◆ Directions ◆
Give the number of lines that include the string "Events", nothing more.

◆ Available data ◆
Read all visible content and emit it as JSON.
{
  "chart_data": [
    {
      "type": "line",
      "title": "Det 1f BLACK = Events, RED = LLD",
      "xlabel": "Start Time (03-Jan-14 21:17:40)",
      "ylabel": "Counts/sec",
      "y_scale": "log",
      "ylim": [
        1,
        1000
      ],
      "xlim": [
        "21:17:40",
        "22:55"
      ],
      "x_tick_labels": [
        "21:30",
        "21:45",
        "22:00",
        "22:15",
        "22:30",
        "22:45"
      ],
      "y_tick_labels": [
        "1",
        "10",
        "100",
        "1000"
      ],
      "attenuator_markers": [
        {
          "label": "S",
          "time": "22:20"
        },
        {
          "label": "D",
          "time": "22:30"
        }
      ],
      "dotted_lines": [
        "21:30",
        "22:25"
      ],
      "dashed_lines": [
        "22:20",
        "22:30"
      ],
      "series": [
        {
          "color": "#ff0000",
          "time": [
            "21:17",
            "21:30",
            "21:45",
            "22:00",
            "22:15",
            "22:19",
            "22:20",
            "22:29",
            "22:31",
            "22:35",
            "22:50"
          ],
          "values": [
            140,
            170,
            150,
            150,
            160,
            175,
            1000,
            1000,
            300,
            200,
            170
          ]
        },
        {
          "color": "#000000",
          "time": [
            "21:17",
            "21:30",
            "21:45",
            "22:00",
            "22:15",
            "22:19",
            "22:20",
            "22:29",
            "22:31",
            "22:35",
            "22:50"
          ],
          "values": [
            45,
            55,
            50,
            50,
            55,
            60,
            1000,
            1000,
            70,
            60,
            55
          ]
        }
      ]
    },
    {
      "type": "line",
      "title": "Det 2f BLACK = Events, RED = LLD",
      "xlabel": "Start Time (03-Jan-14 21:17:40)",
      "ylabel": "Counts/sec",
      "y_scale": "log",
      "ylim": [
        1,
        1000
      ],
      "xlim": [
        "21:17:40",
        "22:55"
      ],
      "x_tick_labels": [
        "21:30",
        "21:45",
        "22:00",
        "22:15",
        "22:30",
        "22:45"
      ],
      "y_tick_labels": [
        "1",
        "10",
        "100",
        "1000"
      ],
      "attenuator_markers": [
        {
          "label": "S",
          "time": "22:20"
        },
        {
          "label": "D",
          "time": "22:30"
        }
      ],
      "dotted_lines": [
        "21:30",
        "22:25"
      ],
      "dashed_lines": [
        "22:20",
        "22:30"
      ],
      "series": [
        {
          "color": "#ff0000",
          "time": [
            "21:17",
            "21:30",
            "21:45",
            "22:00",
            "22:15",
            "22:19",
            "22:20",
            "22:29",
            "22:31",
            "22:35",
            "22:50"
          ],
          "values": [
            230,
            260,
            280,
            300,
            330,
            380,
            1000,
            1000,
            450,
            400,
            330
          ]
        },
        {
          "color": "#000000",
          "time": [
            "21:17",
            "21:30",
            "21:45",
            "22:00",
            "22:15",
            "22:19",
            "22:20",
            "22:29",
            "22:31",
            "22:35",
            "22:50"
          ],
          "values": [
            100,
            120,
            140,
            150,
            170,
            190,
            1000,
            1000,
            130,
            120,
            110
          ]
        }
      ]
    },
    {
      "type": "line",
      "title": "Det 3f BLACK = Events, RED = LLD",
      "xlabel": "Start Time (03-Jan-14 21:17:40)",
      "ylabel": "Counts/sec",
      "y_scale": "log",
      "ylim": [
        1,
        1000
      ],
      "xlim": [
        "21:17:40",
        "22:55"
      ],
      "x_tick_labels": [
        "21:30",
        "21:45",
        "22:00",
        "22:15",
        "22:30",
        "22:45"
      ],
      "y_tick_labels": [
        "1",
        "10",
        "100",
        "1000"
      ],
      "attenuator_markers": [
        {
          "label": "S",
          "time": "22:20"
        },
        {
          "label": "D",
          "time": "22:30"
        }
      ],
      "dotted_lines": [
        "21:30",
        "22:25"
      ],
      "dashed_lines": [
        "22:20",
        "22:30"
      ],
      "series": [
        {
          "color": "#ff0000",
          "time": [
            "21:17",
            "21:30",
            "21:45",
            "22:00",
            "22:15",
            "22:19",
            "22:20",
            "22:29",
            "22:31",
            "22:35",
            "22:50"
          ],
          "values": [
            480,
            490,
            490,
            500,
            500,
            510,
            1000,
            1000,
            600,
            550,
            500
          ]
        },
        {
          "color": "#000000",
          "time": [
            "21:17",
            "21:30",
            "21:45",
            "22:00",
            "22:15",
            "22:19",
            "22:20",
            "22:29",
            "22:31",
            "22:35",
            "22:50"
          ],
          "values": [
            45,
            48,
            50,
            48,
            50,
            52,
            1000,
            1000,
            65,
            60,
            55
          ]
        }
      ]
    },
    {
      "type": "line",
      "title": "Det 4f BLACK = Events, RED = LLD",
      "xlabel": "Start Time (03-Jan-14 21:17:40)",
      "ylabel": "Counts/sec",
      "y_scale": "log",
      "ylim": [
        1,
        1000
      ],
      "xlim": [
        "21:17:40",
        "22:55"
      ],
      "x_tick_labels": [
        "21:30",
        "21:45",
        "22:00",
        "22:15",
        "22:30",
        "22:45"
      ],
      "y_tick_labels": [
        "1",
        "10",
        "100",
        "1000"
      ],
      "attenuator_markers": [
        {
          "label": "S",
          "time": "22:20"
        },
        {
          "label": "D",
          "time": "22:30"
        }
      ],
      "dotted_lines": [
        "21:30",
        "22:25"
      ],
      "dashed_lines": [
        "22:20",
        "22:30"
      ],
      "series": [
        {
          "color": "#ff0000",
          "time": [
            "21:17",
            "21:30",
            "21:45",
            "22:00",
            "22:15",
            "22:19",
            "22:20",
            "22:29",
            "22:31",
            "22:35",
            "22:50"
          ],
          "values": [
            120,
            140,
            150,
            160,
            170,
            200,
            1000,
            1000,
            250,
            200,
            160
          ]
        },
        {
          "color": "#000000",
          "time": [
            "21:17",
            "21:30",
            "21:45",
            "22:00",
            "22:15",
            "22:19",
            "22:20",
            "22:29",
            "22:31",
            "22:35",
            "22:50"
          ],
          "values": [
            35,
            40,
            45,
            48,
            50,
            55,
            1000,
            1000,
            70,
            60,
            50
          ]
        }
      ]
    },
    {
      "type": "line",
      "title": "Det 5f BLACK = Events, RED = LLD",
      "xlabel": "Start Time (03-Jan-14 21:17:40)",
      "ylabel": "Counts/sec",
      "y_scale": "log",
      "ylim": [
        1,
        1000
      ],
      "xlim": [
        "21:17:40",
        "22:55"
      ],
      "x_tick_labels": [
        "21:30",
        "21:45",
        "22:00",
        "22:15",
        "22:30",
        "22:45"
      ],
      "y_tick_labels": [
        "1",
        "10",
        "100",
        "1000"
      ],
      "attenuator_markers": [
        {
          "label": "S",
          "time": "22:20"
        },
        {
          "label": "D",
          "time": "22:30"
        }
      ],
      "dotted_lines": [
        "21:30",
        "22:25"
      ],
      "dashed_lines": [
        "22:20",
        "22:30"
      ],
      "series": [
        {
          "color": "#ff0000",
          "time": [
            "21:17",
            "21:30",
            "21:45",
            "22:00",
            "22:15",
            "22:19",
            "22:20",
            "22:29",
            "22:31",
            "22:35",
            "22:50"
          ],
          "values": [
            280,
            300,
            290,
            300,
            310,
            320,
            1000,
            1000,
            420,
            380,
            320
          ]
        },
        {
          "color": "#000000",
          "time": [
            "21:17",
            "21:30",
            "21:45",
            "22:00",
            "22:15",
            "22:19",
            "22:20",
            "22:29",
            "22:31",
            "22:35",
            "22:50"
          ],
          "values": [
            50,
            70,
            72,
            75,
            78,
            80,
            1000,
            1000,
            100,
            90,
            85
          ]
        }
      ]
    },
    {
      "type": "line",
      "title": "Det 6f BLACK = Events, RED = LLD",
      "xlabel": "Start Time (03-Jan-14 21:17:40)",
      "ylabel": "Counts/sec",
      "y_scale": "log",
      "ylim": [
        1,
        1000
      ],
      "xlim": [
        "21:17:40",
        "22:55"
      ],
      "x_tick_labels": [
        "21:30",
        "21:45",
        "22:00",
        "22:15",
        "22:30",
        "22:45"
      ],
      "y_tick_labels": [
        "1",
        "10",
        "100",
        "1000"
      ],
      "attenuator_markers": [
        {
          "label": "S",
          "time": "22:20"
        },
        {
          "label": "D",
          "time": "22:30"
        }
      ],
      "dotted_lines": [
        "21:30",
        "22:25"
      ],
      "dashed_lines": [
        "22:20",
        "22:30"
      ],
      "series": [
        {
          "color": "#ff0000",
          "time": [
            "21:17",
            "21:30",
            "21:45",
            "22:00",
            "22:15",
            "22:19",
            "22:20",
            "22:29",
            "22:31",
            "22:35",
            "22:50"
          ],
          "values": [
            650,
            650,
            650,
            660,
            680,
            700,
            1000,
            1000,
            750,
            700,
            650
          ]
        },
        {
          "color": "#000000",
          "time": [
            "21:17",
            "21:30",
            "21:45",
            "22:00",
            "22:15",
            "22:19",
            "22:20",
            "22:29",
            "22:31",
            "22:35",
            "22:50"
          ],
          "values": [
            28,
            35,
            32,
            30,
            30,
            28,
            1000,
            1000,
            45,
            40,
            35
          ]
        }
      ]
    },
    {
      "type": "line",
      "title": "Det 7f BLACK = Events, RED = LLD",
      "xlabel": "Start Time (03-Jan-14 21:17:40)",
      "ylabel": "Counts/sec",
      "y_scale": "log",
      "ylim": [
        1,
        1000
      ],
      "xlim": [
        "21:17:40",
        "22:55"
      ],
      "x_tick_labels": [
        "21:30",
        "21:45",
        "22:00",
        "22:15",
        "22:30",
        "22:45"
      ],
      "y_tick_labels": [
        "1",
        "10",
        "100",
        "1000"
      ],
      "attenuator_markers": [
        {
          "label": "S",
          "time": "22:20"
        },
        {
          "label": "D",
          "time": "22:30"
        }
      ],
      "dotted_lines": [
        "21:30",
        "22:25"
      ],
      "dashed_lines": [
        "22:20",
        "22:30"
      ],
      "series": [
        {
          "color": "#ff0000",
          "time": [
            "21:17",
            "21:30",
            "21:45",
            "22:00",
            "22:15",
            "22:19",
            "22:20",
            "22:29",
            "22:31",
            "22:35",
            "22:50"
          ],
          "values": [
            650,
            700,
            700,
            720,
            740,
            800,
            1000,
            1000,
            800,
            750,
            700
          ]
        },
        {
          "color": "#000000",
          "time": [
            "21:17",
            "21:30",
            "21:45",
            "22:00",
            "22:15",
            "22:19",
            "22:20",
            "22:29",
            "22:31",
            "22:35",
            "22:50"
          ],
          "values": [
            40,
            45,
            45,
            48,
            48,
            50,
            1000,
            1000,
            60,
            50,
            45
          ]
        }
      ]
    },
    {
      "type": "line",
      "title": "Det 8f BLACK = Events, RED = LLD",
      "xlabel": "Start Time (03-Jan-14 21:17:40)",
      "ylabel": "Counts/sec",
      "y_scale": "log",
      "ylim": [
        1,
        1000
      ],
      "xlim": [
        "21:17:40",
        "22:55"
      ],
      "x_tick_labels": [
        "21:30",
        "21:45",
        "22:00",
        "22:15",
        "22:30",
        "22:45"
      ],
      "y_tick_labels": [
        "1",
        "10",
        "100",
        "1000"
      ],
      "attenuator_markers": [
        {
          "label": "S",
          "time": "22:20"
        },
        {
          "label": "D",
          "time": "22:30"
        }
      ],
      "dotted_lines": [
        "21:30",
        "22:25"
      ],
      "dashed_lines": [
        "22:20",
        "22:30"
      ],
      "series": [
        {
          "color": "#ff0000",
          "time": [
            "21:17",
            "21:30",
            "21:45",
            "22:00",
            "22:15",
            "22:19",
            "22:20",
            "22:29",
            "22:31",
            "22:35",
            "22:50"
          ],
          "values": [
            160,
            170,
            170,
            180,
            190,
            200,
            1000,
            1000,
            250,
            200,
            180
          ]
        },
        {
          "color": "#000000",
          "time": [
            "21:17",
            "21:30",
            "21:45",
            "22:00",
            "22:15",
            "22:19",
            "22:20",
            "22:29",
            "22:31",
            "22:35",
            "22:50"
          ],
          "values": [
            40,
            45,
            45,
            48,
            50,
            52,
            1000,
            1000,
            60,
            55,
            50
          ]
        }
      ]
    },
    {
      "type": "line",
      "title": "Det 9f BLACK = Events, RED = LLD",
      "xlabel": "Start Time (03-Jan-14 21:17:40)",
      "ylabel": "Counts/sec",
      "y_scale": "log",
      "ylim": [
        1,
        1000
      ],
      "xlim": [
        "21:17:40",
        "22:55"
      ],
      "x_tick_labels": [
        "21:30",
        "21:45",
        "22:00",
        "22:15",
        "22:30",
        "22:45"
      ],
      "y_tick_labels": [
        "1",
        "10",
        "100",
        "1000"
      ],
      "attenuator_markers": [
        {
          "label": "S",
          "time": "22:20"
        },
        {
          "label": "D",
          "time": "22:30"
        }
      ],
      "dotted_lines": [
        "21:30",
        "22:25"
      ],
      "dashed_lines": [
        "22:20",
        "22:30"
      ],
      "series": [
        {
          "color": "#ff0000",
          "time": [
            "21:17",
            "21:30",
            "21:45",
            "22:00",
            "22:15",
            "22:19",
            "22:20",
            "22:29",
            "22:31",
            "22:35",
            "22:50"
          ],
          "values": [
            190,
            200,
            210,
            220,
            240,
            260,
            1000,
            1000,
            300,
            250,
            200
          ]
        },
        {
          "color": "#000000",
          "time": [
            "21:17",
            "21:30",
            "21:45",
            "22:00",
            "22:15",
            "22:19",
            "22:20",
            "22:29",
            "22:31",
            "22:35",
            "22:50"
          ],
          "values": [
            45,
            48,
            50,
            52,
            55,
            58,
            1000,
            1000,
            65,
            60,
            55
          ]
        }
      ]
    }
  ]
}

◆ Reply ◆
9